Swap every "Drill Diameter" for "Drill Size" throughout the items below, and write out all the lines again with nothing else changed.

Recorded data
········

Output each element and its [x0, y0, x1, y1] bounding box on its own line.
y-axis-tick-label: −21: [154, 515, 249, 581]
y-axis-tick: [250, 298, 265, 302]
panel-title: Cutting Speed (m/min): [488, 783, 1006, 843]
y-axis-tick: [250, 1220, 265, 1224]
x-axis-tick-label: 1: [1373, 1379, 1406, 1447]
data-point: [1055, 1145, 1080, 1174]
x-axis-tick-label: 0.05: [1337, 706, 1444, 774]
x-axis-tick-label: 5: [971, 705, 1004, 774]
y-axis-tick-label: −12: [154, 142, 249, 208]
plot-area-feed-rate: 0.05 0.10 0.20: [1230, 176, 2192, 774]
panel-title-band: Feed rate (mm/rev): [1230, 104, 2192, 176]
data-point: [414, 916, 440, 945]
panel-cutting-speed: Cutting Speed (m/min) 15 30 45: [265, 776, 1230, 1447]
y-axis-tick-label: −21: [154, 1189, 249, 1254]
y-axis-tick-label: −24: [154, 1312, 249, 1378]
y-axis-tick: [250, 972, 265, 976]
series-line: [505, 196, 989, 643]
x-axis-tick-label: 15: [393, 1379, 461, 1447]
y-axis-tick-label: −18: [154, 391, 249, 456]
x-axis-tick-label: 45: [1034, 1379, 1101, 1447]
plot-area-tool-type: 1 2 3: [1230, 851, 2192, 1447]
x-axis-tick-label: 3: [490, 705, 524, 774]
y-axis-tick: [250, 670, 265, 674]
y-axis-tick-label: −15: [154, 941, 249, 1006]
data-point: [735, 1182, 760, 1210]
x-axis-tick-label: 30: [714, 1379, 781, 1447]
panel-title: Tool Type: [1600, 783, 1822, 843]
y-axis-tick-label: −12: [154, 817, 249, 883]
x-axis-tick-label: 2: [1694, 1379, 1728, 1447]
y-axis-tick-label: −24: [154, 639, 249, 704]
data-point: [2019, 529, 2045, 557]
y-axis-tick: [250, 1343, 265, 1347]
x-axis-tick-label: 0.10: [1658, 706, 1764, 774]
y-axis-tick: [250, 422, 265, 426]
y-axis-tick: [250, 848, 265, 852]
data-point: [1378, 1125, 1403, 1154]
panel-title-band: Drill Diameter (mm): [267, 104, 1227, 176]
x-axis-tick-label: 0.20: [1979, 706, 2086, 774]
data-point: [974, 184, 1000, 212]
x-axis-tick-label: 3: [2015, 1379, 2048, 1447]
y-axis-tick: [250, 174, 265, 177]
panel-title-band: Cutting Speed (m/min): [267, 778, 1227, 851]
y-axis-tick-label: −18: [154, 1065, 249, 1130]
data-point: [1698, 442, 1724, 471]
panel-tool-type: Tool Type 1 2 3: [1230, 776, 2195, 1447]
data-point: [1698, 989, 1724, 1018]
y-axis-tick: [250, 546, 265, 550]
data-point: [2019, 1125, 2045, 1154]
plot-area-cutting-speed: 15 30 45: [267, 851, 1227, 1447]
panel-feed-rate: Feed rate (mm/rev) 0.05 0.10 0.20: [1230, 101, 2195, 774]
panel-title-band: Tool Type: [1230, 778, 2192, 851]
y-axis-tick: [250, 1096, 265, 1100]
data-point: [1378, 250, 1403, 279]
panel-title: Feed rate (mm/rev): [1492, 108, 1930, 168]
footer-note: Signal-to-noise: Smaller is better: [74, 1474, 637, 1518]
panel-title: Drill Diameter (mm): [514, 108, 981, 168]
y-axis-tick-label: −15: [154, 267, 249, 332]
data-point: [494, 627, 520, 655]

········

FINISHED EXERCISE:
Output each element and its [x0, y0, x1, y1] bounding box on its own line.
y-axis-tick-label: −21: [154, 515, 249, 581]
y-axis-tick: [250, 298, 265, 302]
panel-title: Cutting Speed (m/min): [488, 783, 1006, 843]
y-axis-tick: [250, 1220, 265, 1224]
x-axis-tick-label: 1: [1373, 1379, 1406, 1447]
data-point: [1055, 1145, 1080, 1174]
x-axis-tick-label: 0.05: [1337, 706, 1444, 774]
x-axis-tick-label: 5: [971, 705, 1004, 774]
y-axis-tick-label: −12: [154, 142, 249, 208]
plot-area-feed-rate: 0.05 0.10 0.20: [1230, 176, 2192, 774]
panel-title-band: Feed rate (mm/rev): [1230, 104, 2192, 176]
data-point: [414, 916, 440, 945]
panel-cutting-speed: Cutting Speed (m/min) 15 30 45: [265, 776, 1230, 1447]
y-axis-tick-label: −21: [154, 1189, 249, 1254]
y-axis-tick-label: −24: [154, 1312, 249, 1378]
y-axis-tick: [250, 972, 265, 976]
series-line: [505, 196, 989, 643]
x-axis-tick-label: 15: [393, 1379, 461, 1447]
y-axis-tick-label: −18: [154, 391, 249, 456]
x-axis-tick-label: 45: [1034, 1379, 1101, 1447]
plot-area-tool-type: 1 2 3: [1230, 851, 2192, 1447]
x-axis-tick-label: 3: [490, 705, 524, 774]
y-axis-tick: [250, 670, 265, 674]
y-axis-tick-label: −15: [154, 941, 249, 1006]
data-point: [735, 1182, 760, 1210]
x-axis-tick-label: 30: [714, 1379, 781, 1447]
panel-title: Tool Type: [1600, 783, 1822, 843]
y-axis-tick-label: −12: [154, 817, 249, 883]
x-axis-tick-label: 2: [1694, 1379, 1728, 1447]
y-axis-tick-label: −24: [154, 639, 249, 704]
data-point: [2019, 529, 2045, 557]
y-axis-tick: [250, 1343, 265, 1347]
x-axis-tick-label: 0.10: [1658, 706, 1764, 774]
y-axis-tick: [250, 422, 265, 426]
y-axis-tick: [250, 848, 265, 852]
data-point: [1378, 1125, 1403, 1154]
panel-title-band: Drill Size (mm): [267, 104, 1227, 176]
x-axis-tick-label: 0.20: [1979, 706, 2086, 774]
data-point: [974, 184, 1000, 212]
x-axis-tick-label: 3: [2015, 1379, 2048, 1447]
y-axis-tick: [250, 174, 265, 177]
panel-title-band: Cutting Speed (m/min): [267, 778, 1227, 851]
y-axis-tick-label: −18: [154, 1065, 249, 1130]
data-point: [1698, 442, 1724, 471]
panel-tool-type: Tool Type 1 2 3: [1230, 776, 2195, 1447]
data-point: [1698, 989, 1724, 1018]
y-axis-tick: [250, 546, 265, 550]
data-point: [2019, 1125, 2045, 1154]
plot-area-cutting-speed: 15 30 45: [267, 851, 1227, 1447]
panel-feed-rate: Feed rate (mm/rev) 0.05 0.10 0.20: [1230, 101, 2195, 774]
panel-title-band: Tool Type: [1230, 778, 2192, 851]
y-axis-tick: [250, 1096, 265, 1100]
data-point: [1378, 250, 1403, 279]
panel-title: Feed rate (mm/rev): [1492, 108, 1930, 168]
footer-note: Signal-to-noise: Smaller is better: [74, 1474, 637, 1518]
panel-title: Drill Size (mm): [514, 108, 981, 168]
y-axis-tick-label: −15: [154, 267, 249, 332]
data-point: [494, 627, 520, 655]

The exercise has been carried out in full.